Exercise: Identify each line below containing the string "dotted" and copy it.
##############################
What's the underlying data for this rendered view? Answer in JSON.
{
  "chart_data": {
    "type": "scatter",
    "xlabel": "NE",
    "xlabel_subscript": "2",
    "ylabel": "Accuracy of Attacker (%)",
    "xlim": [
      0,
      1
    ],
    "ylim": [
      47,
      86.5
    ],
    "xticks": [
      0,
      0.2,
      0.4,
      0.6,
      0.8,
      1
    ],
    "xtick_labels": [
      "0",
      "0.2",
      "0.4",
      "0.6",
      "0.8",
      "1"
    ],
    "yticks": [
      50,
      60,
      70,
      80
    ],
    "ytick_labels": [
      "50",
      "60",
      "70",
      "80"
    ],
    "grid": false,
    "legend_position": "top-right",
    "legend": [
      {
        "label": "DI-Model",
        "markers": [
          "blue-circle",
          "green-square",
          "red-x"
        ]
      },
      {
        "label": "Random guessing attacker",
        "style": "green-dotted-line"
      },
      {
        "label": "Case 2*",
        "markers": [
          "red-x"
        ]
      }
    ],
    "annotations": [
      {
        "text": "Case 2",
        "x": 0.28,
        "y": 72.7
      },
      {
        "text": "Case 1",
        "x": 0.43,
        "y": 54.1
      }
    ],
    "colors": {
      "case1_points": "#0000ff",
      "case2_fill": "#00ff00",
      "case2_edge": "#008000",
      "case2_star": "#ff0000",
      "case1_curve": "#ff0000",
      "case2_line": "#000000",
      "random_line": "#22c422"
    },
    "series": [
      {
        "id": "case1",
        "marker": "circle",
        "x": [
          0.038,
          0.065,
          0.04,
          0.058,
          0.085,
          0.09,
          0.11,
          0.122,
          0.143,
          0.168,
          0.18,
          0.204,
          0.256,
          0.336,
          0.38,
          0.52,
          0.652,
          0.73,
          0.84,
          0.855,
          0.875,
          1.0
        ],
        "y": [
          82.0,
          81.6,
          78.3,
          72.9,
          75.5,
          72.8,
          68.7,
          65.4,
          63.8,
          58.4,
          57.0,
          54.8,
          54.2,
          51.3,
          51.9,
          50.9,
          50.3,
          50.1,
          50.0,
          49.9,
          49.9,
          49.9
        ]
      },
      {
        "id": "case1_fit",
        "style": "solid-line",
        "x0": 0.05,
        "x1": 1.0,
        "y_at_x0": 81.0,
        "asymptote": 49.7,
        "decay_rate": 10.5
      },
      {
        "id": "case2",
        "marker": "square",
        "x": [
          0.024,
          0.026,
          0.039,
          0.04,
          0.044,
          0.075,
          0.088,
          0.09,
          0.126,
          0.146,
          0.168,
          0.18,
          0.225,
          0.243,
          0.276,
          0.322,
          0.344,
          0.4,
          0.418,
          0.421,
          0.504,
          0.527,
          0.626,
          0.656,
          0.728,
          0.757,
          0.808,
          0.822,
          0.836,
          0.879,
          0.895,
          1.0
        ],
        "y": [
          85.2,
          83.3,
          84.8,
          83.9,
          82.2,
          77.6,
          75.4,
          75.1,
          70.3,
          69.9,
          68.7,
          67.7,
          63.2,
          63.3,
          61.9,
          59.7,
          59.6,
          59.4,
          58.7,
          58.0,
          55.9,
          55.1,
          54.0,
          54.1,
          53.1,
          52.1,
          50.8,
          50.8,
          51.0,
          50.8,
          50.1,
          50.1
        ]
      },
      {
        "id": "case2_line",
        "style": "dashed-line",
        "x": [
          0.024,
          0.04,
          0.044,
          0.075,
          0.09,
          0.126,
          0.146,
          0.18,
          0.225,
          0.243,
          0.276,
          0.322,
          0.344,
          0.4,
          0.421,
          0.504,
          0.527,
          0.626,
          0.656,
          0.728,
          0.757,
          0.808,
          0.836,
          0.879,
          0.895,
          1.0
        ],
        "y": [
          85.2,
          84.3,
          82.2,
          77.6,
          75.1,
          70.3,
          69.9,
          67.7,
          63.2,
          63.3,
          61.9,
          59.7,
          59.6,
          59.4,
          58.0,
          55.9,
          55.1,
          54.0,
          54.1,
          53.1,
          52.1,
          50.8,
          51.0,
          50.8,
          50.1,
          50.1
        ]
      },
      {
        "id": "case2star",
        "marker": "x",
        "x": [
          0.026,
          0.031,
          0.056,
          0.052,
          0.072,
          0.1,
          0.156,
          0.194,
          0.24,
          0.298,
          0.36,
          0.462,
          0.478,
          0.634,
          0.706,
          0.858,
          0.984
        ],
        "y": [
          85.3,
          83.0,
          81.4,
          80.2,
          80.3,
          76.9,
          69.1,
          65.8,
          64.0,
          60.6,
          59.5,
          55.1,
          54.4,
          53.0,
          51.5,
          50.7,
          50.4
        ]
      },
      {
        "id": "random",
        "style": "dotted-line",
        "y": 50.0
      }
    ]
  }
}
##############################
Full response:
        "style": "green-dotted-line"
        "style": "dotted-line",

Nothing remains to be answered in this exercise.